*RECORDS*:
....

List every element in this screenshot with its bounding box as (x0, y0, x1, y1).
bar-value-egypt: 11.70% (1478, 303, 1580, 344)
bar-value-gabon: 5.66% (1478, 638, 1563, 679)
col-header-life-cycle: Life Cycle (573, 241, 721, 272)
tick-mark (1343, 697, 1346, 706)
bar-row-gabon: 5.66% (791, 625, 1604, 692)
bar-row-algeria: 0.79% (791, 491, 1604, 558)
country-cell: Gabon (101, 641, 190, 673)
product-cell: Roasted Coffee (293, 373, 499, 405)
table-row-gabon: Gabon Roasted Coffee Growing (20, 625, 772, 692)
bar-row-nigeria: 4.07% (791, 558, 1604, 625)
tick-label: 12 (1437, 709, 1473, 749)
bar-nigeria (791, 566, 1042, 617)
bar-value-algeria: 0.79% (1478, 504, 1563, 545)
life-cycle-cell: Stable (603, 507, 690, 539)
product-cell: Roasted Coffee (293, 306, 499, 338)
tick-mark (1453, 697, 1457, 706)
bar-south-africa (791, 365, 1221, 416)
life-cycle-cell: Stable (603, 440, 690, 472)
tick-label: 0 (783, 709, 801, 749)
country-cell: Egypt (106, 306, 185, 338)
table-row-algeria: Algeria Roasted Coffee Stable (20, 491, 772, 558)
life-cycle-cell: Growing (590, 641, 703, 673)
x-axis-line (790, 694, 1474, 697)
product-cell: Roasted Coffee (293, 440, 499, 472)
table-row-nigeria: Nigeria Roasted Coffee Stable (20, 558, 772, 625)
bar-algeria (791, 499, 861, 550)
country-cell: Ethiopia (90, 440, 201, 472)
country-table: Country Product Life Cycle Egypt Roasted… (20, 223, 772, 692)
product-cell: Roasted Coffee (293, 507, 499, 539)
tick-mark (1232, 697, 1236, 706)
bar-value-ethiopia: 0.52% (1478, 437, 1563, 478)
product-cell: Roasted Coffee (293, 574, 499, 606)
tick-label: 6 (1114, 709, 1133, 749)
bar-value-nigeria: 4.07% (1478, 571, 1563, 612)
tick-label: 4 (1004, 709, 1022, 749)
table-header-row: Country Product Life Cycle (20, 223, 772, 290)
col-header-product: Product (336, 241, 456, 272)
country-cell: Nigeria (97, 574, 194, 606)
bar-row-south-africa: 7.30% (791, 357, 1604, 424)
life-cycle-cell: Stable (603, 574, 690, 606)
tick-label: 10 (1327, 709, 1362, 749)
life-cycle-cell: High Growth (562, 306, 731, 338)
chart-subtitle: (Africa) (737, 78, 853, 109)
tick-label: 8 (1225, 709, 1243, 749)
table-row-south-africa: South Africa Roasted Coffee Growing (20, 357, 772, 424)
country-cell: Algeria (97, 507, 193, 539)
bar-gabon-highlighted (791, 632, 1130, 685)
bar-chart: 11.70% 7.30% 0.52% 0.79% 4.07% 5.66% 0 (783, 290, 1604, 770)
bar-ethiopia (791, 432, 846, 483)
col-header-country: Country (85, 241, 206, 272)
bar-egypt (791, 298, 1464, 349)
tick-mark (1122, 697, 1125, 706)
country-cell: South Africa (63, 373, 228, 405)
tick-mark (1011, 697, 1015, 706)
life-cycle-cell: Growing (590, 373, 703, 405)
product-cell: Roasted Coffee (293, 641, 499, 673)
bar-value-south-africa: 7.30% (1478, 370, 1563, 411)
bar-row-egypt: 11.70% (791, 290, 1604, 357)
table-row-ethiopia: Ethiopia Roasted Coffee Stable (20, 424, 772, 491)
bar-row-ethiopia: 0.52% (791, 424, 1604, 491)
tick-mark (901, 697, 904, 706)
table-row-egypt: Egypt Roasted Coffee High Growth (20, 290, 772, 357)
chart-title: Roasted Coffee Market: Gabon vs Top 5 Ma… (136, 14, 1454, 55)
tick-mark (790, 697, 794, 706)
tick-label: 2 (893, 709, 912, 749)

....

*THE EXERCISE*: From the records above, give every line that contains the string "Growth".

*PROBLEM SOLUTION*:
life-cycle-cell: High Growth (562, 306, 731, 338)
table-row-egypt: Egypt Roasted Coffee High Growth (20, 290, 772, 357)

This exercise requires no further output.